> _WHAT YOU HAVE TO DO_: Scan the data for lines with "Marcilly" and report the count by itself.

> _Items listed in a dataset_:
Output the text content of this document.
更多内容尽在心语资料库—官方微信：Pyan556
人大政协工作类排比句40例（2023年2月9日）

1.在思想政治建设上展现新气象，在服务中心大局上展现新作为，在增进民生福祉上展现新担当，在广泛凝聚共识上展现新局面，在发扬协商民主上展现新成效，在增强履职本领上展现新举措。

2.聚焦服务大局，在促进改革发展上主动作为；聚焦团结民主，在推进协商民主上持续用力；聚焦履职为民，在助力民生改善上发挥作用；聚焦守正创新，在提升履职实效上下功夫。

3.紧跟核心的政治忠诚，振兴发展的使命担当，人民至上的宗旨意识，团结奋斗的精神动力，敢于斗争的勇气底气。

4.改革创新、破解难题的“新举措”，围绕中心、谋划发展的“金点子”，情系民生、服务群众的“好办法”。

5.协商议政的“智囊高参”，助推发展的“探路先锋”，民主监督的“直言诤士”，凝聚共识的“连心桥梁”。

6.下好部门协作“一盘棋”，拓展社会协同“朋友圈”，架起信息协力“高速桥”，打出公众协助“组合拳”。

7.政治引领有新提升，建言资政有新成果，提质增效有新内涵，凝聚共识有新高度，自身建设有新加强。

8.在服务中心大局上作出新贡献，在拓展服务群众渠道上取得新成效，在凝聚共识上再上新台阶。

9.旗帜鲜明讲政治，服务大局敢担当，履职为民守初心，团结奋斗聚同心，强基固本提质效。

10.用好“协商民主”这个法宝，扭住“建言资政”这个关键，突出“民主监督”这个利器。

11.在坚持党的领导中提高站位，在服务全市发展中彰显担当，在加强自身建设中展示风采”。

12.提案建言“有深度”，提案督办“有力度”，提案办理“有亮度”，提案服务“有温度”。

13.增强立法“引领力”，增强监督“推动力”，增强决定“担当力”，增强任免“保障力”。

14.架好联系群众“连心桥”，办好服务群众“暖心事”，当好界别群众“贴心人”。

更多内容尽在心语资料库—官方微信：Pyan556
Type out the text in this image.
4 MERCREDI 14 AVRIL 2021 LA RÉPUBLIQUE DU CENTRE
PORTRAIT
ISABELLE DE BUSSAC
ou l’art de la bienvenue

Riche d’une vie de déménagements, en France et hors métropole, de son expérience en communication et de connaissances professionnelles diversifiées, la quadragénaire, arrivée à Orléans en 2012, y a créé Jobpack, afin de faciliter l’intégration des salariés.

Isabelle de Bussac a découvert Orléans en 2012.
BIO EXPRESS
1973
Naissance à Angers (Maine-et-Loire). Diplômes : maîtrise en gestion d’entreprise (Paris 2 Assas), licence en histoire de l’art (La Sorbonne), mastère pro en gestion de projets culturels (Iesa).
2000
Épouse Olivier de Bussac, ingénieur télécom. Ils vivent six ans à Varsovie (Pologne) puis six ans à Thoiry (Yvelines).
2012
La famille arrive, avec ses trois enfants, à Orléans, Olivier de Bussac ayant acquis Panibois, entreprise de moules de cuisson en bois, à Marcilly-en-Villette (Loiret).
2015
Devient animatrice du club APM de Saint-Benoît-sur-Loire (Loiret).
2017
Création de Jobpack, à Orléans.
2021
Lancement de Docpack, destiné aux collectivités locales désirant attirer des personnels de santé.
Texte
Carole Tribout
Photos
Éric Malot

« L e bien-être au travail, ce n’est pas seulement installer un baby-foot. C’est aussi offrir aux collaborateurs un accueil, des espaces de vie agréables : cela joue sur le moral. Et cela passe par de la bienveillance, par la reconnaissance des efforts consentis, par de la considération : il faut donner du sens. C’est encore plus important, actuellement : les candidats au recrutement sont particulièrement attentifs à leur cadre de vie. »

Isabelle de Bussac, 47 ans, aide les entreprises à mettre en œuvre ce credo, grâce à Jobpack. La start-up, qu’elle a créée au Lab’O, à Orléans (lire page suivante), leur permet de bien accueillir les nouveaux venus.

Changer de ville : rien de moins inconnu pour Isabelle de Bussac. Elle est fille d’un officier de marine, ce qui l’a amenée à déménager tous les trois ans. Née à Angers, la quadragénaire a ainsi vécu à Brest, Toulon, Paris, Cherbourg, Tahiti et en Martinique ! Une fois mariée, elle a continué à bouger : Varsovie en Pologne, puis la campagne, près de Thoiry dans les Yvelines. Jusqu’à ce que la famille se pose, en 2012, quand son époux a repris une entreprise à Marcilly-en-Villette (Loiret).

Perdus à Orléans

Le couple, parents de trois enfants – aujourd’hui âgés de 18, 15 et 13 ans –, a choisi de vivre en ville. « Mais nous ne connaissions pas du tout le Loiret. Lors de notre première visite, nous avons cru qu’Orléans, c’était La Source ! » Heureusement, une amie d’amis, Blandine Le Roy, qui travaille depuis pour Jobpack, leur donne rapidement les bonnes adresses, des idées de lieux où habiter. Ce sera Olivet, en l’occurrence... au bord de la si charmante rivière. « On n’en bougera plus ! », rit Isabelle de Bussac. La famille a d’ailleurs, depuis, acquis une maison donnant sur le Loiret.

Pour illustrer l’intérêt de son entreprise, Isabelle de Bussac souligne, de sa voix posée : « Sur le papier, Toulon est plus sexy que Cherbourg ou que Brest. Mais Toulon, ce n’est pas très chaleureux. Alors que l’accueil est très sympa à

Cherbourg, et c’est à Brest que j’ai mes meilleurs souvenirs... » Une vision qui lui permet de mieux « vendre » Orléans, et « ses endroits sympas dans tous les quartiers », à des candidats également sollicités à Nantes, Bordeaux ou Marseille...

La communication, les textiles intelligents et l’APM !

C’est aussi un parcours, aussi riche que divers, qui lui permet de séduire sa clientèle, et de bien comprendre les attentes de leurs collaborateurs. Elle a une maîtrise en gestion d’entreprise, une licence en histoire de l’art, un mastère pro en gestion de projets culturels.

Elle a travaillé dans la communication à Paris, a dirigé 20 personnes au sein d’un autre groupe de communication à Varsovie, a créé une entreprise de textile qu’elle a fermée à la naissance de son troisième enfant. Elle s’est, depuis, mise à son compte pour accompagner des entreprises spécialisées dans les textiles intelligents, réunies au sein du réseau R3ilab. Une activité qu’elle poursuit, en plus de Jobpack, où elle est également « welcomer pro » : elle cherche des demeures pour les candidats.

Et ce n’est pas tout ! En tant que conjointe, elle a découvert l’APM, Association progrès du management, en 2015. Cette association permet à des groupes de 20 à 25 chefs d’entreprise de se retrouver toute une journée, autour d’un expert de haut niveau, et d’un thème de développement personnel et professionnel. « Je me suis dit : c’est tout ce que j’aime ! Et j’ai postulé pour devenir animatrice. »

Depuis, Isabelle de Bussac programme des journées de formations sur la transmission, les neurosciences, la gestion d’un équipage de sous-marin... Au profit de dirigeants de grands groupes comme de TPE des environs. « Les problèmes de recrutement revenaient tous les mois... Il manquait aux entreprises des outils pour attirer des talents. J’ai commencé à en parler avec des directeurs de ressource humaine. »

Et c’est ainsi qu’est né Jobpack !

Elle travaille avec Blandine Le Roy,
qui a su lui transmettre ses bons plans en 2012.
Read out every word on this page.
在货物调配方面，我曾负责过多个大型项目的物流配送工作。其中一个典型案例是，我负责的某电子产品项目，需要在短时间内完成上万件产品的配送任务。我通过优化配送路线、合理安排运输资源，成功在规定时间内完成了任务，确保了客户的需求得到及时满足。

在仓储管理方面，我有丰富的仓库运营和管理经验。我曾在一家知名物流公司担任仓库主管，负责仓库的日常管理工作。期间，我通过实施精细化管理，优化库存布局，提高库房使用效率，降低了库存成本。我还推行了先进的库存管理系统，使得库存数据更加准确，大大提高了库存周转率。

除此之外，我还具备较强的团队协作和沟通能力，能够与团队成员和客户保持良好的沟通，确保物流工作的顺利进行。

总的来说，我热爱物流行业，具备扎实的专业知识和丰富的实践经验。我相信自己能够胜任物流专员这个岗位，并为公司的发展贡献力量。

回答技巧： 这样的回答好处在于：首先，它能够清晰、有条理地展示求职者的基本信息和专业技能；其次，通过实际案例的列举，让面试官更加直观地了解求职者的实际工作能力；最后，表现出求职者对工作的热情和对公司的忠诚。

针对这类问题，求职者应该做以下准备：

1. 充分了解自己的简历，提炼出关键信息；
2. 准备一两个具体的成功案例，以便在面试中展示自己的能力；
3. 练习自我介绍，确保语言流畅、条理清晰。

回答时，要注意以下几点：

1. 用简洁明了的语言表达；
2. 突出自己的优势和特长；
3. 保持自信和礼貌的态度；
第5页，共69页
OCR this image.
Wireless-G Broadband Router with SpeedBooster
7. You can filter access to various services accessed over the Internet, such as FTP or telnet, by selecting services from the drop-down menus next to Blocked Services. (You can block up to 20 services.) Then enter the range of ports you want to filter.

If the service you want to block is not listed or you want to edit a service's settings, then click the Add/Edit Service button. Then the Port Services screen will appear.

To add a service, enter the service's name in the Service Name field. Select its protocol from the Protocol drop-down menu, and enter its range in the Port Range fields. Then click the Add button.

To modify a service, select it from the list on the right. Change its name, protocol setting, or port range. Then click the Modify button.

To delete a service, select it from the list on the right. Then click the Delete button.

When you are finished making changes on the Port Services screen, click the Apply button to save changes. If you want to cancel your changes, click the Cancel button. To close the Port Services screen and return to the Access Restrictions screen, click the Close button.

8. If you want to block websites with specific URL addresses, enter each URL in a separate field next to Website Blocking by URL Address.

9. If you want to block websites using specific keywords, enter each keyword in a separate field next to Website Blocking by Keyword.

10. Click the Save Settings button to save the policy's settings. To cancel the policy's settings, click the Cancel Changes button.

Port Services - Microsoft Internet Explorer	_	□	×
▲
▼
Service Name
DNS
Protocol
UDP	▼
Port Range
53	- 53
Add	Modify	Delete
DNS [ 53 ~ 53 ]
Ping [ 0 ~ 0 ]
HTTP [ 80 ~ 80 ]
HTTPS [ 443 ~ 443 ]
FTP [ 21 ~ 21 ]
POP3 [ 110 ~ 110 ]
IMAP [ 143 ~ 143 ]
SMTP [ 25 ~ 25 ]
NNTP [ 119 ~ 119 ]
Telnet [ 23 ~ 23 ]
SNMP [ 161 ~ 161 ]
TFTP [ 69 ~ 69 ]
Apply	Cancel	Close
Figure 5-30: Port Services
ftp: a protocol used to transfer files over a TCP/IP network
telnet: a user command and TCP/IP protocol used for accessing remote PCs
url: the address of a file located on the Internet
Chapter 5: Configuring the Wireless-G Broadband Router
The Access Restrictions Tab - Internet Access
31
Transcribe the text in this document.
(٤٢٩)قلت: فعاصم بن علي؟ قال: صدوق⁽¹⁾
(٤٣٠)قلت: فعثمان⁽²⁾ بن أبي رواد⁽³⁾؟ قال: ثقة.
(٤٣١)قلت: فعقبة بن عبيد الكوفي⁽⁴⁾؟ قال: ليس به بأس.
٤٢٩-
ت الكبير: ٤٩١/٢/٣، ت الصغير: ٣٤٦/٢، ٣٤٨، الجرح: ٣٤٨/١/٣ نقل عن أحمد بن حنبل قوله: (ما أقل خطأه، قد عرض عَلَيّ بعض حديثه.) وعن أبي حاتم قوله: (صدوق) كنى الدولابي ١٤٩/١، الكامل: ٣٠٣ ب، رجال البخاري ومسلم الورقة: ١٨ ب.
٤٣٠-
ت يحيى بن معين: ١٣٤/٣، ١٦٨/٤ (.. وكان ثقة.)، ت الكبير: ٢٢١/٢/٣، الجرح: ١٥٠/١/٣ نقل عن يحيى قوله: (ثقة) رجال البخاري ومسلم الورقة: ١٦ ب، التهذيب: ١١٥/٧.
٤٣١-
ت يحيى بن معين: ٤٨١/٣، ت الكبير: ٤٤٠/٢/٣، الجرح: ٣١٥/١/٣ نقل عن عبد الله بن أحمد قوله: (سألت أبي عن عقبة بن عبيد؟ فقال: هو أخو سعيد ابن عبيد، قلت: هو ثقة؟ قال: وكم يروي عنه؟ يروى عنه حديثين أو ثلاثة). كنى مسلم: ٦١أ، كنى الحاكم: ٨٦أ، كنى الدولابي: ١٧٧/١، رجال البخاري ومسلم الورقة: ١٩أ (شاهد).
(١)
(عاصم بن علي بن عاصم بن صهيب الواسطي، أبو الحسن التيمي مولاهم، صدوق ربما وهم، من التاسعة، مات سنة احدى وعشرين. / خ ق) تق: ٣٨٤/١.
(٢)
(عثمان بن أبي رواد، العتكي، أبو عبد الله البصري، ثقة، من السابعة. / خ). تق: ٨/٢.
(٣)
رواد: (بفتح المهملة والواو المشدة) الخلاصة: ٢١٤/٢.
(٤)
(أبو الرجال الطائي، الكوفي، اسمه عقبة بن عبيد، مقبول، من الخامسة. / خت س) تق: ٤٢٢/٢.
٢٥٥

> _COMPLETE RESPONSE_: 2